Stated exercise: Print all the data, keeping every line exactly as it is.
=== Task data ===
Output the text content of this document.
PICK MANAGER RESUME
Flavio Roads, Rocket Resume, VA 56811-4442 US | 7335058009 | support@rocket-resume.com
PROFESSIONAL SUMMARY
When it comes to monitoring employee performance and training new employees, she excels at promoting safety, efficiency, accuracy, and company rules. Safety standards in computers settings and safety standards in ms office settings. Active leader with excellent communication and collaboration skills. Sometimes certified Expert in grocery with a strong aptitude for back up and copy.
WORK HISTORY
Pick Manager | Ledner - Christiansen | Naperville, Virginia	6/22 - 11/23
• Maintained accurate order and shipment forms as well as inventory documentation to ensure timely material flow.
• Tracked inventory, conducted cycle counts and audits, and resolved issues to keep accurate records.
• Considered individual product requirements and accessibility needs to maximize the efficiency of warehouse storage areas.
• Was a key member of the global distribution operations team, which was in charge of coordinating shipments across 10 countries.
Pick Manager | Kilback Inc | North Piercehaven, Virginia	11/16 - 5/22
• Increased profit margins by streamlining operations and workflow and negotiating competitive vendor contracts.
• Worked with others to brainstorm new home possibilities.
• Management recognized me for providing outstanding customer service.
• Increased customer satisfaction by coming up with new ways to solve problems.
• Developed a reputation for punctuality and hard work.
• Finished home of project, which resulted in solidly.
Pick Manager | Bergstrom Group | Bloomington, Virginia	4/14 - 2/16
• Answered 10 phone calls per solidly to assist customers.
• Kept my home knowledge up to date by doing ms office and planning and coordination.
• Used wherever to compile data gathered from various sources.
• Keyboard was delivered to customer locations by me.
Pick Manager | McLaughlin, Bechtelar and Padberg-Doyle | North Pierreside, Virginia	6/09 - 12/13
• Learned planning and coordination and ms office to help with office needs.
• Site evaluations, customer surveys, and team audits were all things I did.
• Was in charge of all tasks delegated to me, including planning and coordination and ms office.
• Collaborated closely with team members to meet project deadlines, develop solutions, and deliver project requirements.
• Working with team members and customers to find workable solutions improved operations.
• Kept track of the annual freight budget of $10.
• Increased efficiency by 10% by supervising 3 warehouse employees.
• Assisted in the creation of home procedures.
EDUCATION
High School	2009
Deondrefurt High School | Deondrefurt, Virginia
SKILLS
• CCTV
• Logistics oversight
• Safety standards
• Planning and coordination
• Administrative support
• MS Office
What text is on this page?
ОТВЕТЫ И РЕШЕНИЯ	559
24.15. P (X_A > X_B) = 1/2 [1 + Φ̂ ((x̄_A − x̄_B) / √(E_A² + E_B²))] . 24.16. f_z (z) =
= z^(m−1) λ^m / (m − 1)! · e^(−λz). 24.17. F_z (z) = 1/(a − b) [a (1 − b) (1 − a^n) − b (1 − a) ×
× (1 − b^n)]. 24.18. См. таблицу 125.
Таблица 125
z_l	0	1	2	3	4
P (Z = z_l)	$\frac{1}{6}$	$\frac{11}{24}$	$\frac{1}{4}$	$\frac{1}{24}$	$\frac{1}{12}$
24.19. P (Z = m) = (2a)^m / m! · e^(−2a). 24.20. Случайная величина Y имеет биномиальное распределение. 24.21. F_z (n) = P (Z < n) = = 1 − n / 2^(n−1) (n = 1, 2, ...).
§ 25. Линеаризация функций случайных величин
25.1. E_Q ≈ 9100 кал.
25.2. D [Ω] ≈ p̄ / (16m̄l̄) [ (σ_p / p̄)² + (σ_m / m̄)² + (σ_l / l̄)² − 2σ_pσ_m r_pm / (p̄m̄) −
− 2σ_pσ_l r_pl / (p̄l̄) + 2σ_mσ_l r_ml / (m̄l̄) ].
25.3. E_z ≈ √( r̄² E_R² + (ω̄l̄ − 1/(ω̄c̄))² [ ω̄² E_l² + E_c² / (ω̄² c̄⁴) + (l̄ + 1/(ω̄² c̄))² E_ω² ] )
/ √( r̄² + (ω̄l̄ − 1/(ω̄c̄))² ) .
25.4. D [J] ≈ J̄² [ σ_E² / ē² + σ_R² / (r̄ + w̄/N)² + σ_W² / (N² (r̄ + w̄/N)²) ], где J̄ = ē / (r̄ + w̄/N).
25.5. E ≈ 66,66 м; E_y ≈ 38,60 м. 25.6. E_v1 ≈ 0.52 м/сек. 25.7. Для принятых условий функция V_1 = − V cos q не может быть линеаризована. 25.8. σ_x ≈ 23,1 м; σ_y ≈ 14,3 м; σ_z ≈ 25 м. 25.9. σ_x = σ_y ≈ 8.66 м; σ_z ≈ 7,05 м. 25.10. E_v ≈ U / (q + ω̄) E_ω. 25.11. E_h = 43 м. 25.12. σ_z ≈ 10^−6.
===
Response to this task:
Output the text content of this document.
PICK MANAGER RESUME
Flavio Roads, Rocket Resume, VA 56811-4442 US | 7335058009 | support@rocket-resume.com
PROFESSIONAL SUMMARY
When it comes to monitoring employee performance and training new employees, she excels at promoting safety, efficiency, accuracy, and company rules. Safety standards in computers settings and safety standards in ms office settings. Active leader with excellent communication and collaboration skills. Sometimes certified Expert in grocery with a strong aptitude for back up and copy.
WORK HISTORY
Pick Manager | Ledner - Christiansen | Naperville, Virginia	6/22 - 11/23
• Maintained accurate order and shipment forms as well as inventory documentation to ensure timely material flow.
• Tracked inventory, conducted cycle counts and audits, and resolved issues to keep accurate records.
• Considered individual product requirements and accessibility needs to maximize the efficiency of warehouse storage areas.
• Was a key member of the global distribution operations team, which was in charge of coordinating shipments across 10 countries.
Pick Manager | Kilback Inc | North Piercehaven, Virginia	11/16 - 5/22
• Increased profit margins by streamlining operations and workflow and negotiating competitive vendor contracts.
• Worked with others to brainstorm new home possibilities.
• Management recognized me for providing outstanding customer service.
• Increased customer satisfaction by coming up with new ways to solve problems.
• Developed a reputation for punctuality and hard work.
• Finished home of project, which resulted in solidly.
Pick Manager | Bergstrom Group | Bloomington, Virginia	4/14 - 2/16
• Answered 10 phone calls per solidly to assist customers.
• Kept my home knowledge up to date by doing ms office and planning and coordination.
• Used wherever to compile data gathered from various sources.
• Keyboard was delivered to customer locations by me.
Pick Manager | McLaughlin, Bechtelar and Padberg-Doyle | North Pierreside, Virginia	6/09 - 12/13
• Learned planning and coordination and ms office to help with office needs.
• Site evaluations, customer surveys, and team audits were all things I did.
• Was in charge of all tasks delegated to me, including planning and coordination and ms office.
• Collaborated closely with team members to meet project deadlines, develop solutions, and deliver project requirements.
• Working with team members and customers to find workable solutions improved operations.
• Kept track of the annual freight budget of $10.
• Increased efficiency by 10% by supervising 3 warehouse employees.
• Assisted in the creation of home procedures.
EDUCATION
High School	2009
Deondrefurt High School | Deondrefurt, Virginia
SKILLS
• CCTV
• Logistics oversight
• Safety standards
• Planning and coordination
• Administrative support
• MS Office
What text is on this page?
ОТВЕТЫ И РЕШЕНИЯ	559
24.15. P (X_A > X_B) = 1/2 [1 + Φ̂ ((x̄_A − x̄_B) / √(E_A² + E_B²))] . 24.16. f_z (z) =
= z^(m−1) λ^m / (m − 1)! · e^(−λz). 24.17. F_z (z) = 1/(a − b) [a (1 − b) (1 − a^n) − b (1 − a) ×
× (1 − b^n)]. 24.18. См. таблицу 125.
Таблица 125
z_l	0	1	2	3	4
P (Z = z_l)	$\frac{1}{6}$	$\frac{11}{24}$	$\frac{1}{4}$	$\frac{1}{24}$	$\frac{1}{12}$
24.19. P (Z = m) = (2a)^m / m! · e^(−2a). 24.20. Случайная величина Y имеет биномиальное распределение. 24.21. F_z (n) = P (Z < n) = = 1 − n / 2^(n−1) (n = 1, 2, ...).
§ 25. Линеаризация функций случайных величин
25.1. E_Q ≈ 9100 кал.
25.2. D [Ω] ≈ p̄ / (16m̄l̄) [ (σ_p / p̄)² + (σ_m / m̄)² + (σ_l / l̄)² − 2σ_pσ_m r_pm / (p̄m̄) −
− 2σ_pσ_l r_pl / (p̄l̄) + 2σ_mσ_l r_ml / (m̄l̄) ].
25.3. E_z ≈ √( r̄² E_R² + (ω̄l̄ − 1/(ω̄c̄))² [ ω̄² E_l² + E_c² / (ω̄² c̄⁴) + (l̄ + 1/(ω̄² c̄))² E_ω² ] )
/ √( r̄² + (ω̄l̄ − 1/(ω̄c̄))² ) .
25.4. D [J] ≈ J̄² [ σ_E² / ē² + σ_R² / (r̄ + w̄/N)² + σ_W² / (N² (r̄ + w̄/N)²) ], где J̄ = ē / (r̄ + w̄/N).
25.5. E ≈ 66,66 м; E_y ≈ 38,60 м. 25.6. E_v1 ≈ 0.52 м/сек. 25.7. Для принятых условий функция V_1 = − V cos q не может быть линеаризована. 25.8. σ_x ≈ 23,1 м; σ_y ≈ 14,3 м; σ_z ≈ 25 м. 25.9. σ_x = σ_y ≈ 8.66 м; σ_z ≈ 7,05 м. 25.10. E_v ≈ U / (q + ω̄) E_ω. 25.11. E_h = 43 м. 25.12. σ_z ≈ 10^−6.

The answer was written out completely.